§ **STATED EXERCISE**:
Search the data below for "strategy"; list each line that holds it.

****

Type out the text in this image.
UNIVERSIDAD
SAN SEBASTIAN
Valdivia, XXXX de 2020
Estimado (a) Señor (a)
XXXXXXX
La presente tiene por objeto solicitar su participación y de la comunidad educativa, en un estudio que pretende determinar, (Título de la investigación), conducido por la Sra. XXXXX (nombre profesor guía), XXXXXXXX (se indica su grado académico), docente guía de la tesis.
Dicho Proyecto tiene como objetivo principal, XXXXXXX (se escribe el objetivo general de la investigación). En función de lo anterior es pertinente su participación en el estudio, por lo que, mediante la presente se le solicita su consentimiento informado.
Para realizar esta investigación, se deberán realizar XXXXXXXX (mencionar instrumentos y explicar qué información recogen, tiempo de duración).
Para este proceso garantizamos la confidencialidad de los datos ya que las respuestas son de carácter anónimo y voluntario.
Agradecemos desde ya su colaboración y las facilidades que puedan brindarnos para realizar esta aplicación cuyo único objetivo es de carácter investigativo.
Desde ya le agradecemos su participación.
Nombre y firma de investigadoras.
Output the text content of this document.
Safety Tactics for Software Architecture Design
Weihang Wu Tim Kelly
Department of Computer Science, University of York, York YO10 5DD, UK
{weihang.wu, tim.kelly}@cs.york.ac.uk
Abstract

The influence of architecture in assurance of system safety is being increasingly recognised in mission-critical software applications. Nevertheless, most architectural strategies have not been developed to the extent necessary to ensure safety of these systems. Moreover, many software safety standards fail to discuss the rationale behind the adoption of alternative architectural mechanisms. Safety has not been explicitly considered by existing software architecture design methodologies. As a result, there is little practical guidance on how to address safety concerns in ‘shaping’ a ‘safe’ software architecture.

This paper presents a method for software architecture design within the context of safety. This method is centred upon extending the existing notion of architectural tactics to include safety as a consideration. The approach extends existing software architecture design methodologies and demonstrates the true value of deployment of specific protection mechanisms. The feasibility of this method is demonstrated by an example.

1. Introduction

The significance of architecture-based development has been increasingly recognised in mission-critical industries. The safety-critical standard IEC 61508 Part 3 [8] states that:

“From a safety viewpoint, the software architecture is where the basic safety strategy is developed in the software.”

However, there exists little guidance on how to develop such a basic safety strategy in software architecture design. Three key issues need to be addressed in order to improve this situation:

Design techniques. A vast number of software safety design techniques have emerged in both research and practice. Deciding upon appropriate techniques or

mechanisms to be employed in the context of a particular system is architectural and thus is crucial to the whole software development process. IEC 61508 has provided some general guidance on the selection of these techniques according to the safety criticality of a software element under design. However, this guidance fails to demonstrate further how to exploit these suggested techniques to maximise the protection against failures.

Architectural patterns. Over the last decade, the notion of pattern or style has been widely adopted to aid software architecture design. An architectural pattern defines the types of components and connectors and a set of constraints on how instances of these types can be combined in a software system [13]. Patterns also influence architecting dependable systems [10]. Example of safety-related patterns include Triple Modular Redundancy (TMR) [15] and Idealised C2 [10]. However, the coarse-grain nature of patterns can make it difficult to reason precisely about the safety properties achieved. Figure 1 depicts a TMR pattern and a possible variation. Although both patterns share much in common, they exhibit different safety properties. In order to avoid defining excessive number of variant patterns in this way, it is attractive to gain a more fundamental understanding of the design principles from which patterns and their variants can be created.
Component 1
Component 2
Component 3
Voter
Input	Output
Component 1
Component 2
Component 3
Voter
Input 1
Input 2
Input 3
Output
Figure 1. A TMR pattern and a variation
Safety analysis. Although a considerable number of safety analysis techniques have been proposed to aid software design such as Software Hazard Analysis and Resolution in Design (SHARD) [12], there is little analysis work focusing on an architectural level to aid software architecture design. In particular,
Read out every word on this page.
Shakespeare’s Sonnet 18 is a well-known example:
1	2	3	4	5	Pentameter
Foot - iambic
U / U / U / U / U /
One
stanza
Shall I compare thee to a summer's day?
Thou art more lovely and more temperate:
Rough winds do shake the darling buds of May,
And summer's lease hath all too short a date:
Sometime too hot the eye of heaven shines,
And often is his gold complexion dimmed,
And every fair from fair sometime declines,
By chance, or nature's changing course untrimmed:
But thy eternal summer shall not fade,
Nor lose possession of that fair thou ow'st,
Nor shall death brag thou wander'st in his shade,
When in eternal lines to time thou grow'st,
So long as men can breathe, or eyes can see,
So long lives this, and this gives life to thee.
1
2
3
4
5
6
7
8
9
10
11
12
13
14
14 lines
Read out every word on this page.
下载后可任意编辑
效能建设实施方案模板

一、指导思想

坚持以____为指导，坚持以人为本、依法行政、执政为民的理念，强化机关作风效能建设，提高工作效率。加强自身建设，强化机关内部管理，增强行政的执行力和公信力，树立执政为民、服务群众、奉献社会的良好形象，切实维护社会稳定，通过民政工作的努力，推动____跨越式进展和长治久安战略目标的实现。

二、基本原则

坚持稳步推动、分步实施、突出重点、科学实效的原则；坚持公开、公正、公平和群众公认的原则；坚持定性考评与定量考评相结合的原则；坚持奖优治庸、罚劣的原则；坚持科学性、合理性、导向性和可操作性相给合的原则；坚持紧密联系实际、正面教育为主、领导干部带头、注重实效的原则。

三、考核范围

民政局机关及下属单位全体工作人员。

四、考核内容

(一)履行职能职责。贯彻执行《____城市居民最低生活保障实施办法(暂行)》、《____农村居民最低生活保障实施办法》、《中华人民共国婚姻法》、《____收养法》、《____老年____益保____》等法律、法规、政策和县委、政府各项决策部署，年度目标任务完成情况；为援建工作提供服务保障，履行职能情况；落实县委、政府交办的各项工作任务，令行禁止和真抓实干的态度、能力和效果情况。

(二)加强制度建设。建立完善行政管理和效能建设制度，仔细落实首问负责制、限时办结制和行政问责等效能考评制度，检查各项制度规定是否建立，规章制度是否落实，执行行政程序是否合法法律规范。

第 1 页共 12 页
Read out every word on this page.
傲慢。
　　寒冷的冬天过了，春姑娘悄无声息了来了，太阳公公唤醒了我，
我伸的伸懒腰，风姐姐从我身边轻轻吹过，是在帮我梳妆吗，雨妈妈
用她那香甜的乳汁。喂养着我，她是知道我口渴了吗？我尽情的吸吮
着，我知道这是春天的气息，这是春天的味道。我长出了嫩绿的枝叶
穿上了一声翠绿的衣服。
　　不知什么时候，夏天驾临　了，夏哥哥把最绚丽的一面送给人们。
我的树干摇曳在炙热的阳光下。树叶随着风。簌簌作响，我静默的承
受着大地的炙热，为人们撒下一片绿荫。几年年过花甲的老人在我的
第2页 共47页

****

§ **SOLVED EXERCISE**:
“From a safety viewpoint, the software architecture is where the basic safety strategy is developed in the software.”
However, there exists little guidance on how to develop such a basic safety strategy in software architecture design. Three key issues need to be addressed in order to improve this situation:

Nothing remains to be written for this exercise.